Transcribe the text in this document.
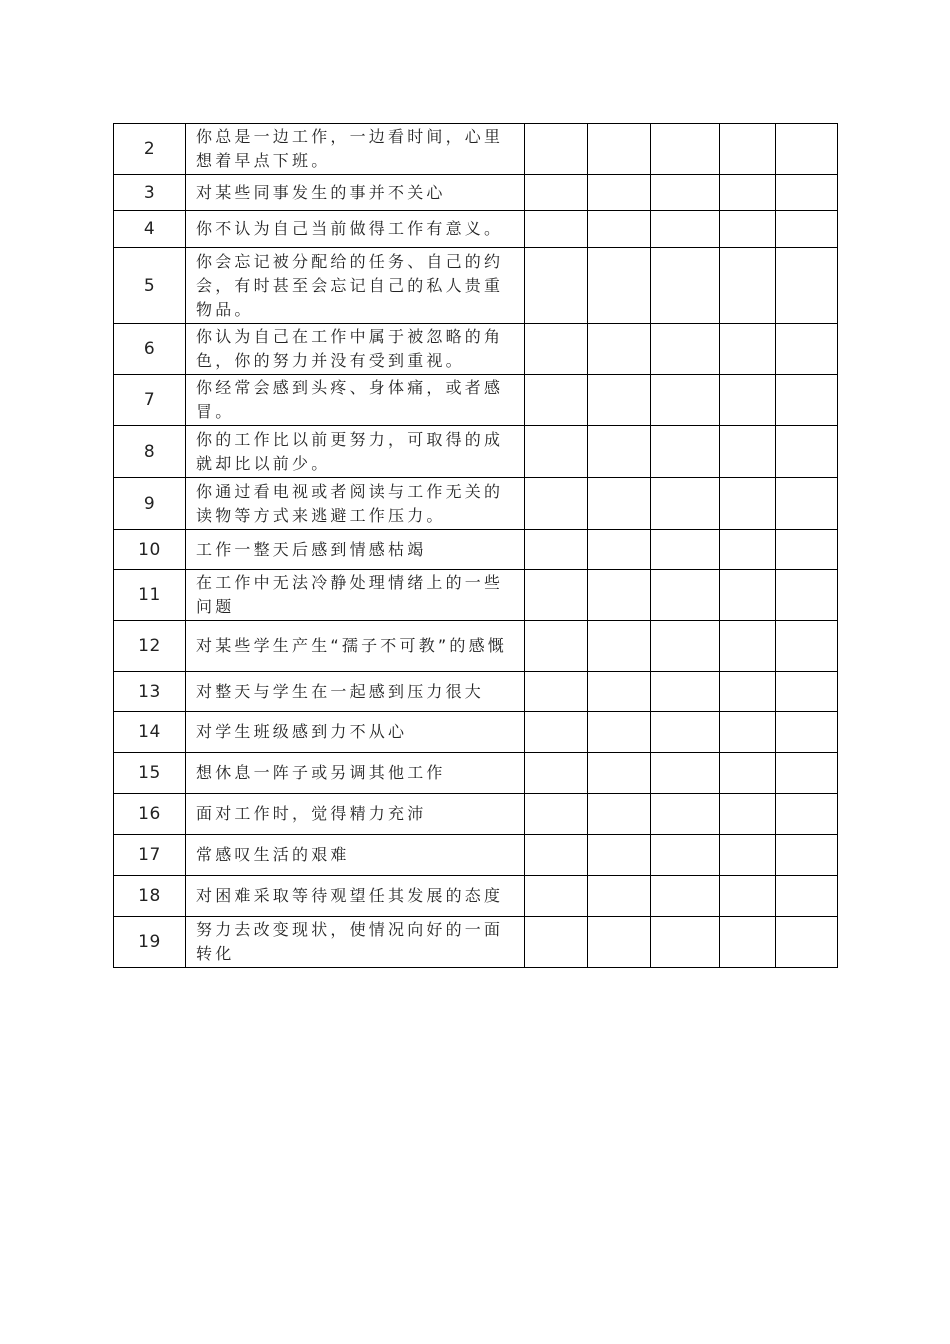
2	你总是一边工作，一边看时间，心里想着早点下班。					
3	对某些同事发生的事并不关心					
4	你不认为自己当前做得工作有意义。					
5	你会忘记被分配给的任务、自己的约会，有时甚至会忘记自己的私人贵重物品。					
6	你认为自己在工作中属于被忽略的角色，你的努力并没有受到重视。					
7	你经常会感到头疼、身体痛，或者感冒。					
8	你的工作比以前更努力，可取得的成就却比以前少。					
9	你通过看电视或者阅读与工作无关的读物等方式来逃避工作压力。					
10	工作一整天后感到情感枯竭					
11	在工作中无法冷静处理情绪上的一些问题					
12	对某些学生产生“孺子不可教”的感慨					
13	对整天与学生在一起感到压力很大					
14	对学生班级感到力不从心					
15	想休息一阵子或另调其他工作					
16	面对工作时，觉得精力充沛					
17	常感叹生活的艰难					
18	对困难采取等待观望任其发展的态度					
19	努力去改变现状，使情况向好的一面转化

◆ Written instruction ◆
Leave out the pictures and copy every record above exactly.

◆ Written answer ◆
Transcribe the text in this document.
2	你总是一边工作，一边看时间，心里想着早点下班。					
3	对某些同事发生的事并不关心					
4	你不认为自己当前做得工作有意义。					
5	你会忘记被分配给的任务、自己的约会，有时甚至会忘记自己的私人贵重物品。					
6	你认为自己在工作中属于被忽略的角色，你的努力并没有受到重视。					
7	你经常会感到头疼、身体痛，或者感冒。					
8	你的工作比以前更努力，可取得的成就却比以前少。					
9	你通过看电视或者阅读与工作无关的读物等方式来逃避工作压力。					
10	工作一整天后感到情感枯竭					
11	在工作中无法冷静处理情绪上的一些问题					
12	对某些学生产生“孺子不可教”的感慨					
13	对整天与学生在一起感到压力很大					
14	对学生班级感到力不从心					
15	想休息一阵子或另调其他工作					
16	面对工作时，觉得精力充沛					
17	常感叹生活的艰难					
18	对困难采取等待观望任其发展的态度					
19	努力去改变现状，使情况向好的一面转化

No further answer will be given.